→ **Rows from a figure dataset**
━━━━━━━━
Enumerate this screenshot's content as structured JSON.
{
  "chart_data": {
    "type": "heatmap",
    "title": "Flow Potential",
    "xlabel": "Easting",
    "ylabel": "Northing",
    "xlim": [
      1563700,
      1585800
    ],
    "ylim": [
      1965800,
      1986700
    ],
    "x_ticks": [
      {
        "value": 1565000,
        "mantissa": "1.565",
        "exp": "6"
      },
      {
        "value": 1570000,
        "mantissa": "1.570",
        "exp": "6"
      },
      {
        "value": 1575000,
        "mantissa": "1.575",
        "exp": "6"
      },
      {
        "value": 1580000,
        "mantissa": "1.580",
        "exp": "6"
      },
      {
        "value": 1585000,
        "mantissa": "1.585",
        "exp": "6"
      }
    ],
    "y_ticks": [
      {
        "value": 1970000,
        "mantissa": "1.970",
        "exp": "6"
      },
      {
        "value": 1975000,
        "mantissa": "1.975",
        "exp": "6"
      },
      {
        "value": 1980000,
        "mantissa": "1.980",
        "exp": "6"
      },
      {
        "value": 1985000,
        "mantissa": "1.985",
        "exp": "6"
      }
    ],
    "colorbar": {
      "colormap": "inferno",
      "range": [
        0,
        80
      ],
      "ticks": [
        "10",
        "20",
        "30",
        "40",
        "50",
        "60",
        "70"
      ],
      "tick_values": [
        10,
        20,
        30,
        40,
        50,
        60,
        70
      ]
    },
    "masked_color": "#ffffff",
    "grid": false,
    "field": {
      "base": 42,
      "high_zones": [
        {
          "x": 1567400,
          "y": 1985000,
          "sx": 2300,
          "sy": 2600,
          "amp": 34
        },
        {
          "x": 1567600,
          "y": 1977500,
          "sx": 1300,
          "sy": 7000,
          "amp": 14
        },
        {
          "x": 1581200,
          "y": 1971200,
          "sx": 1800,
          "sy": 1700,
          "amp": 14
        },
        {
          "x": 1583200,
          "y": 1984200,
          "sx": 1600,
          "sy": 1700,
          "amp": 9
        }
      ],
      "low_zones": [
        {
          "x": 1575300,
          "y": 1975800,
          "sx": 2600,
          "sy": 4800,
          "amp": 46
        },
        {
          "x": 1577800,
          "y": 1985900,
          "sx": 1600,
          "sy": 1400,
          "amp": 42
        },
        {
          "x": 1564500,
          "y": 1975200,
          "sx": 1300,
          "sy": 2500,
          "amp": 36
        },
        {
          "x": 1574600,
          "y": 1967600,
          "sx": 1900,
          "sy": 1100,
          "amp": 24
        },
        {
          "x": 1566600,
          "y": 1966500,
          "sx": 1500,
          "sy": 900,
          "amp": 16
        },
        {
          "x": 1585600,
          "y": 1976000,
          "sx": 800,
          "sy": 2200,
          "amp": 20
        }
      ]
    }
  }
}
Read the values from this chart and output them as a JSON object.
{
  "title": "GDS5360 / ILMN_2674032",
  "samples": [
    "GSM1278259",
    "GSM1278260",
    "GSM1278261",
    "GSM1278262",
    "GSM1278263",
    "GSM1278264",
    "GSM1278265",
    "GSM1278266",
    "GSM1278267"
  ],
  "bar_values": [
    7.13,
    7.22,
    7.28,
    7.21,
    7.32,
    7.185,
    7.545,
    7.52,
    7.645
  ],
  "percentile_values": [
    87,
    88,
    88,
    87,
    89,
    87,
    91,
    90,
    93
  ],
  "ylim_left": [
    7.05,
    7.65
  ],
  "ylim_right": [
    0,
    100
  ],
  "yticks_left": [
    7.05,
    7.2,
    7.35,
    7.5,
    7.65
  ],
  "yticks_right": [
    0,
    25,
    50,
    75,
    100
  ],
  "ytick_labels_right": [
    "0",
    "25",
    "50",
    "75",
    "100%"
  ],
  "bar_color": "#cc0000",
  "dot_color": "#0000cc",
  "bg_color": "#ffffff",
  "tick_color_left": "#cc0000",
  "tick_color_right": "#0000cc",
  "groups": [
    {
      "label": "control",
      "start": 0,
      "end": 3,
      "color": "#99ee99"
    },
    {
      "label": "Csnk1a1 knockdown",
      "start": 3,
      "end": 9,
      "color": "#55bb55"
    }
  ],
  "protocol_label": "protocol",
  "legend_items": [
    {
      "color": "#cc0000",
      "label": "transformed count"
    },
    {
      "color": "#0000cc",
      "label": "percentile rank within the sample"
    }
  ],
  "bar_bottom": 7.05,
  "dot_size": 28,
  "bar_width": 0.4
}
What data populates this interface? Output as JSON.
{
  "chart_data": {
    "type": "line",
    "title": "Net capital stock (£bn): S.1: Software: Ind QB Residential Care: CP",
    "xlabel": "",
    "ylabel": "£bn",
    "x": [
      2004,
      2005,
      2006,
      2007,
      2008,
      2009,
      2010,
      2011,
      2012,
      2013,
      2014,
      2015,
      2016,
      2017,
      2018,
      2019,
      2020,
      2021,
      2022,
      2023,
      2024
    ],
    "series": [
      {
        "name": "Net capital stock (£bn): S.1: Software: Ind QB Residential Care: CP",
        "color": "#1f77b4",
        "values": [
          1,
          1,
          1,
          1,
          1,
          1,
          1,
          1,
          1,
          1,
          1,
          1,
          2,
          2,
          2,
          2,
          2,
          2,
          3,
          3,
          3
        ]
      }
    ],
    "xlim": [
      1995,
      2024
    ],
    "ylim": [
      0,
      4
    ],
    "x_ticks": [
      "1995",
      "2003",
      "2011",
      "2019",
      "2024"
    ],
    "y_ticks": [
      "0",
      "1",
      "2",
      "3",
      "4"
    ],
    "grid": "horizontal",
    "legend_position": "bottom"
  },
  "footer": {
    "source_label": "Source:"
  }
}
━━━━━━━━
→ **SET EXERCISE**
Show every line in the entries where the string "Care" occurs.

→ **EXERCISE ANSWER**
    "title": "Net capital stock (£bn): S.1: Software: Ind QB Residential Care: CP",
        "name": "Net capital stock (£bn): S.1: Software: Ind QB Residential Care: CP",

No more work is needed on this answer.